## Directions for this task
Below are records to be output exactly, every one of them.
━━━━━ Material provided ━━━━━
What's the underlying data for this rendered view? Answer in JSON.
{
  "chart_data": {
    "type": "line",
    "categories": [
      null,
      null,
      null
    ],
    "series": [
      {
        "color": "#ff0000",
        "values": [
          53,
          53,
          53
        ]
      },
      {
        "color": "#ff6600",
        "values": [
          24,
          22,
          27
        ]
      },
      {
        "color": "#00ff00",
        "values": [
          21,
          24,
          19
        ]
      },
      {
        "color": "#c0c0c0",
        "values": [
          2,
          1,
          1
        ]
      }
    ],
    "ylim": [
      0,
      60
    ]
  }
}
━━━━━
## Response for this exercise
What's the underlying data for this rendered view? Answer in JSON.
{
  "chart_data": {
    "type": "line",
    "categories": [
      null,
      null,
      null
    ],
    "series": [
      {
        "color": "#ff0000",
        "values": [
          53,
          53,
          53
        ]
      },
      {
        "color": "#ff6600",
        "values": [
          24,
          22,
          27
        ]
      },
      {
        "color": "#00ff00",
        "values": [
          21,
          24,
          19
        ]
      },
      {
        "color": "#c0c0c0",
        "values": [
          2,
          1,
          1
        ]
      }
    ],
    "ylim": [
      0,
      60
    ]
  }
}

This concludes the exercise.